Send back the entries below exactly as they appear.
--- BEGIN ---
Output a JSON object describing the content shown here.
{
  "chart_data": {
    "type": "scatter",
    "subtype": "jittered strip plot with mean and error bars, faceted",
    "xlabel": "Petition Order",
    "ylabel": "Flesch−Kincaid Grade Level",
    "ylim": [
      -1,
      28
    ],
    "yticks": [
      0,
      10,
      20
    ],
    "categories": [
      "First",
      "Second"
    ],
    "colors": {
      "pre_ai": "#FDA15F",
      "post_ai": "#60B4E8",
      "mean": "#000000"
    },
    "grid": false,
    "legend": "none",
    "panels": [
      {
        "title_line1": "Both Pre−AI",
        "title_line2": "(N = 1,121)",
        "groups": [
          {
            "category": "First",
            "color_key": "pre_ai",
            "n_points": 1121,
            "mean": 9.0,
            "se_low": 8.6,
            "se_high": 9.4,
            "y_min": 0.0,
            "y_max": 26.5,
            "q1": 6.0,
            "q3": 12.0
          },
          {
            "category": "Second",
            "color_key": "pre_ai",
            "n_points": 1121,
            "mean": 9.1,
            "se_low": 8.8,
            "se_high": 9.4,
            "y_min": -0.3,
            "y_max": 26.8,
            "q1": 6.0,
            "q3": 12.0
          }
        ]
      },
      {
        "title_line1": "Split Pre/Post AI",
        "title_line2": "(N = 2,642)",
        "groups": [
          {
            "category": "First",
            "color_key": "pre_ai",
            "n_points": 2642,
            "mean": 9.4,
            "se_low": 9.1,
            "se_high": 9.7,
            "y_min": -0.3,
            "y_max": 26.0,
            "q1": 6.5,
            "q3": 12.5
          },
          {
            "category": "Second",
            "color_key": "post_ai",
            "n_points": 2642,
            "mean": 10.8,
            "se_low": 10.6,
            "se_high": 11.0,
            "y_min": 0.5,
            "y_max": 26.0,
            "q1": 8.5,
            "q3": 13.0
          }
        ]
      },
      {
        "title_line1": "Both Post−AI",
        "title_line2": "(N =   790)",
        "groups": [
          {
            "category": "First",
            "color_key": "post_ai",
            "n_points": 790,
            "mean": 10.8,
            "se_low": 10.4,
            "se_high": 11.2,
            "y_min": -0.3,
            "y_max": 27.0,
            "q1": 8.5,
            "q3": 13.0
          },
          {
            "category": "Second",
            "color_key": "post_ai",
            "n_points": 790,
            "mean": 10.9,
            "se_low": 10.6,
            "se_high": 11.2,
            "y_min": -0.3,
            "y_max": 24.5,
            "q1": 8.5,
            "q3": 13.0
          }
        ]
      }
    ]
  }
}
--- END ---
§ The output:
Output a JSON object describing the content shown here.
{
  "chart_data": {
    "type": "scatter",
    "subtype": "jittered strip plot with mean and error bars, faceted",
    "xlabel": "Petition Order",
    "ylabel": "Flesch−Kincaid Grade Level",
    "ylim": [
      -1,
      28
    ],
    "yticks": [
      0,
      10,
      20
    ],
    "categories": [
      "First",
      "Second"
    ],
    "colors": {
      "pre_ai": "#FDA15F",
      "post_ai": "#60B4E8",
      "mean": "#000000"
    },
    "grid": false,
    "legend": "none",
    "panels": [
      {
        "title_line1": "Both Pre−AI",
        "title_line2": "(N = 1,121)",
        "groups": [
          {
            "category": "First",
            "color_key": "pre_ai",
            "n_points": 1121,
            "mean": 9.0,
            "se_low": 8.6,
            "se_high": 9.4,
            "y_min": 0.0,
            "y_max": 26.5,
            "q1": 6.0,
            "q3": 12.0
          },
          {
            "category": "Second",
            "color_key": "pre_ai",
            "n_points": 1121,
            "mean": 9.1,
            "se_low": 8.8,
            "se_high": 9.4,
            "y_min": -0.3,
            "y_max": 26.8,
            "q1": 6.0,
            "q3": 12.0
          }
        ]
      },
      {
        "title_line1": "Split Pre/Post AI",
        "title_line2": "(N = 2,642)",
        "groups": [
          {
            "category": "First",
            "color_key": "pre_ai",
            "n_points": 2642,
            "mean": 9.4,
            "se_low": 9.1,
            "se_high": 9.7,
            "y_min": -0.3,
            "y_max": 26.0,
            "q1": 6.5,
            "q3": 12.5
          },
          {
            "category": "Second",
            "color_key": "post_ai",
            "n_points": 2642,
            "mean": 10.8,
            "se_low": 10.6,
            "se_high": 11.0,
            "y_min": 0.5,
            "y_max": 26.0,
            "q1": 8.5,
            "q3": 13.0
          }
        ]
      },
      {
        "title_line1": "Both Post−AI",
        "title_line2": "(N =   790)",
        "groups": [
          {
            "category": "First",
            "color_key": "post_ai",
            "n_points": 790,
            "mean": 10.8,
            "se_low": 10.4,
            "se_high": 11.2,
            "y_min": -0.3,
            "y_max": 27.0,
            "q1": 8.5,
            "q3": 13.0
          },
          {
            "category": "Second",
            "color_key": "post_ai",
            "n_points": 790,
            "mean": 10.9,
            "se_low": 10.6,
            "se_high": 11.2,
            "y_min": -0.3,
            "y_max": 24.5,
            "q1": 8.5,
            "q3": 13.0
          }
        ]
      }
    ]
  }
}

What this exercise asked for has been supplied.